▶ [Requirements]: Images appear in the records below; leave them out and repeat everything else exactly.

── Provided records

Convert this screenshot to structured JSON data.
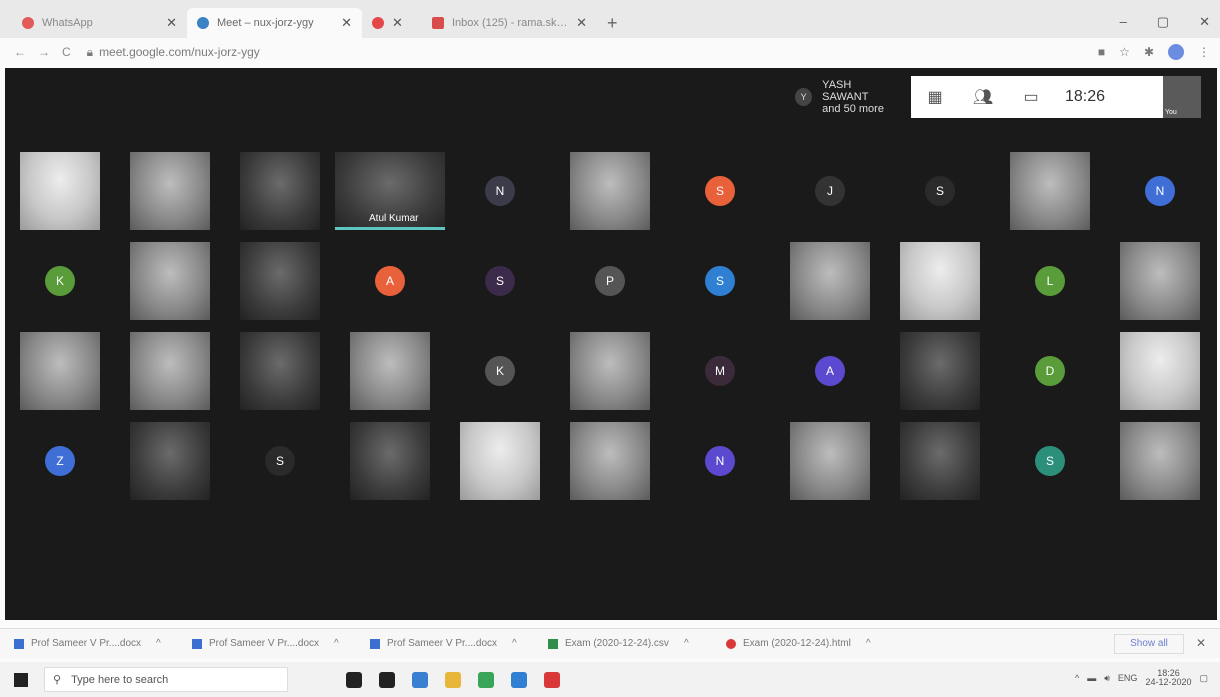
{
  "browser": {
    "tabs": [
      {
        "label": "WhatsApp",
        "color": "#e35a5a",
        "active": false
      },
      {
        "label": "Meet – nux-jorz-ygy",
        "color": "#3b82c4",
        "active": true
      },
      {
        "label": "",
        "color": "#e34747",
        "active": false
      },
      {
        "label": "Inbox (125) - rama.skes@gmail.c",
        "color": "#d94c4c",
        "active": false
      }
    ],
    "new_tab": "+",
    "url": "meet.google.com/nux-jorz-ygy",
    "window_controls": {
      "minimize": "–",
      "maximize": "▢",
      "close": "✕"
    }
  },
  "meet": {
    "presenter": {
      "initial": "Y",
      "line1": "YASH SAWANT",
      "line2": "and 50 more"
    },
    "clock": "18:26",
    "self_label": "You",
    "tiles": [
      {
        "kind": "video",
        "tone": "light"
      },
      {
        "kind": "video",
        "tone": "normal"
      },
      {
        "kind": "video",
        "tone": "dark"
      },
      {
        "kind": "video",
        "tone": "dark",
        "label": "Atul Kumar"
      },
      {
        "kind": "avatar",
        "letter": "N",
        "color": "#3b3b4a"
      },
      {
        "kind": "video",
        "tone": "normal"
      },
      {
        "kind": "avatar",
        "letter": "S",
        "color": "#e8613a"
      },
      {
        "kind": "avatar",
        "letter": "J",
        "color": "#333333"
      },
      {
        "kind": "avatar",
        "letter": "S",
        "color": "#2a2a2a"
      },
      {
        "kind": "video",
        "tone": "normal"
      },
      {
        "kind": "avatar",
        "letter": "N",
        "color": "#3f6fd6"
      },
      {
        "kind": "avatar",
        "letter": "K",
        "color": "#5a9b3a"
      },
      {
        "kind": "video",
        "tone": "normal"
      },
      {
        "kind": "video",
        "tone": "dark"
      },
      {
        "kind": "avatar",
        "letter": "A",
        "color": "#e8613a"
      },
      {
        "kind": "avatar",
        "letter": "S",
        "color": "#3b2a4a"
      },
      {
        "kind": "avatar",
        "letter": "P",
        "color": "#555555"
      },
      {
        "kind": "avatar",
        "letter": "S",
        "color": "#2f7fd2"
      },
      {
        "kind": "video",
        "tone": "normal"
      },
      {
        "kind": "video",
        "tone": "light"
      },
      {
        "kind": "avatar",
        "letter": "L",
        "color": "#5a9b3a"
      },
      {
        "kind": "video",
        "tone": "normal"
      },
      {
        "kind": "video",
        "tone": "normal"
      },
      {
        "kind": "video",
        "tone": "normal"
      },
      {
        "kind": "video",
        "tone": "dark"
      },
      {
        "kind": "video",
        "tone": "normal"
      },
      {
        "kind": "avatar",
        "letter": "K",
        "color": "#555555"
      },
      {
        "kind": "video",
        "tone": "normal"
      },
      {
        "kind": "avatar",
        "letter": "M",
        "color": "#3b2a3a"
      },
      {
        "kind": "avatar",
        "letter": "A",
        "color": "#5b4ad0"
      },
      {
        "kind": "video",
        "tone": "dark"
      },
      {
        "kind": "avatar",
        "letter": "D",
        "color": "#5a9b3a"
      },
      {
        "kind": "video",
        "tone": "light"
      },
      {
        "kind": "avatar",
        "letter": "Z",
        "color": "#3f6fd6"
      },
      {
        "kind": "video",
        "tone": "dark"
      },
      {
        "kind": "avatar",
        "letter": "S",
        "color": "#2a2a2a"
      },
      {
        "kind": "video",
        "tone": "dark"
      },
      {
        "kind": "video",
        "tone": "light"
      },
      {
        "kind": "video",
        "tone": "normal"
      },
      {
        "kind": "avatar",
        "letter": "N",
        "color": "#5b4ad0"
      },
      {
        "kind": "video",
        "tone": "normal"
      },
      {
        "kind": "video",
        "tone": "dark"
      },
      {
        "kind": "avatar",
        "letter": "S",
        "color": "#2b8f7a"
      },
      {
        "kind": "video",
        "tone": "normal"
      }
    ]
  },
  "downloads": {
    "items": [
      {
        "name": "Prof Sameer V Pr....docx",
        "color": "#3b6fd0"
      },
      {
        "name": "Prof Sameer V Pr....docx",
        "color": "#3b6fd0"
      },
      {
        "name": "Prof Sameer V Pr....docx",
        "color": "#3b6fd0"
      },
      {
        "name": "Exam (2020-12-24).csv",
        "color": "#2f8f4a"
      },
      {
        "name": "Exam (2020-12-24).html",
        "color": "#d83838"
      }
    ],
    "show_all": "Show all",
    "close": "✕"
  },
  "taskbar": {
    "search_placeholder": "Type here to search",
    "language": "ENG",
    "time": "18:26",
    "date": "24-12-2020",
    "apps": [
      {
        "name": "cortana-icon",
        "color": "#222222"
      },
      {
        "name": "task-view-icon",
        "color": "#222222"
      },
      {
        "name": "store-icon",
        "color": "#3b7fd0"
      },
      {
        "name": "file-explorer-icon",
        "color": "#e8b63a"
      },
      {
        "name": "chrome-icon",
        "color": "#3aa55a"
      },
      {
        "name": "outlook-icon",
        "color": "#2f7fd2"
      },
      {
        "name": "opera-icon",
        "color": "#d83838"
      }
    ]
  }
}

────

▶ [Problem solution]:
Convert this screenshot to structured JSON data.
{
  "browser": {
    "tabs": [
      {
        "label": "WhatsApp",
        "color": "#e35a5a",
        "active": false
      },
      {
        "label": "Meet – nux-jorz-ygy",
        "color": "#3b82c4",
        "active": true
      },
      {
        "label": "",
        "color": "#e34747",
        "active": false
      },
      {
        "label": "Inbox (125) - rama.skes@gmail.c",
        "color": "#d94c4c",
        "active": false
      }
    ],
    "new_tab": "+",
    "url": "meet.google.com/nux-jorz-ygy",
    "window_controls": {
      "minimize": "–",
      "maximize": "▢",
      "close": "✕"
    }
  },
  "meet": {
    "presenter": {
      "initial": "Y",
      "line1": "YASH SAWANT",
      "line2": "and 50 more"
    },
    "clock": "18:26",
    "self_label": "You",
    "tiles": [
      {
        "kind": "video",
        "tone": "light"
      },
      {
        "kind": "video",
        "tone": "normal"
      },
      {
        "kind": "video",
        "tone": "dark"
      },
      {
        "kind": "video",
        "tone": "dark",
        "label": "Atul Kumar"
      },
      {
        "kind": "avatar",
        "letter": "N",
        "color": "#3b3b4a"
      },
      {
        "kind": "video",
        "tone": "normal"
      },
      {
        "kind": "avatar",
        "letter": "S",
        "color": "#e8613a"
      },
      {
        "kind": "avatar",
        "letter": "J",
        "color": "#333333"
      },
      {
        "kind": "avatar",
        "letter": "S",
        "color": "#2a2a2a"
      },
      {
        "kind": "video",
        "tone": "normal"
      },
      {
        "kind": "avatar",
        "letter": "N",
        "color": "#3f6fd6"
      },
      {
        "kind": "avatar",
        "letter": "K",
        "color": "#5a9b3a"
      },
      {
        "kind": "video",
        "tone": "normal"
      },
      {
        "kind": "video",
        "tone": "dark"
      },
      {
        "kind": "avatar",
        "letter": "A",
        "color": "#e8613a"
      },
      {
        "kind": "avatar",
        "letter": "S",
        "color": "#3b2a4a"
      },
      {
        "kind": "avatar",
        "letter": "P",
        "color": "#555555"
      },
      {
        "kind": "avatar",
        "letter": "S",
        "color": "#2f7fd2"
      },
      {
        "kind": "video",
        "tone": "normal"
      },
      {
        "kind": "video",
        "tone": "light"
      },
      {
        "kind": "avatar",
        "letter": "L",
        "color": "#5a9b3a"
      },
      {
        "kind": "video",
        "tone": "normal"
      },
      {
        "kind": "video",
        "tone": "normal"
      },
      {
        "kind": "video",
        "tone": "normal"
      },
      {
        "kind": "video",
        "tone": "dark"
      },
      {
        "kind": "video",
        "tone": "normal"
      },
      {
        "kind": "avatar",
        "letter": "K",
        "color": "#555555"
      },
      {
        "kind": "video",
        "tone": "normal"
      },
      {
        "kind": "avatar",
        "letter": "M",
        "color": "#3b2a3a"
      },
      {
        "kind": "avatar",
        "letter": "A",
        "color": "#5b4ad0"
      },
      {
        "kind": "video",
        "tone": "dark"
      },
      {
        "kind": "avatar",
        "letter": "D",
        "color": "#5a9b3a"
      },
      {
        "kind": "video",
        "tone": "light"
      },
      {
        "kind": "avatar",
        "letter": "Z",
        "color": "#3f6fd6"
      },
      {
        "kind": "video",
        "tone": "dark"
      },
      {
        "kind": "avatar",
        "letter": "S",
        "color": "#2a2a2a"
      },
      {
        "kind": "video",
        "tone": "dark"
      },
      {
        "kind": "video",
        "tone": "light"
      },
      {
        "kind": "video",
        "tone": "normal"
      },
      {
        "kind": "avatar",
        "letter": "N",
        "color": "#5b4ad0"
      },
      {
        "kind": "video",
        "tone": "normal"
      },
      {
        "kind": "video",
        "tone": "dark"
      },
      {
        "kind": "avatar",
        "letter": "S",
        "color": "#2b8f7a"
      },
      {
        "kind": "video",
        "tone": "normal"
      }
    ]
  },
  "downloads": {
    "items": [
      {
        "name": "Prof Sameer V Pr....docx",
        "color": "#3b6fd0"
      },
      {
        "name": "Prof Sameer V Pr....docx",
        "color": "#3b6fd0"
      },
      {
        "name": "Prof Sameer V Pr....docx",
        "color": "#3b6fd0"
      },
      {
        "name": "Exam (2020-12-24).csv",
        "color": "#2f8f4a"
      },
      {
        "name": "Exam (2020-12-24).html",
        "color": "#d83838"
      }
    ],
    "show_all": "Show all",
    "close": "✕"
  },
  "taskbar": {
    "search_placeholder": "Type here to search",
    "language": "ENG",
    "time": "18:26",
    "date": "24-12-2020",
    "apps": [
      {
        "name": "cortana-icon",
        "color": "#222222"
      },
      {
        "name": "task-view-icon",
        "color": "#222222"
      },
      {
        "name": "store-icon",
        "color": "#3b7fd0"
      },
      {
        "name": "file-explorer-icon",
        "color": "#e8b63a"
      },
      {
        "name": "chrome-icon",
        "color": "#3aa55a"
      },
      {
        "name": "outlook-icon",
        "color": "#2f7fd2"
      },
      {
        "name": "opera-icon",
        "color": "#d83838"
      }
    ]
  }
}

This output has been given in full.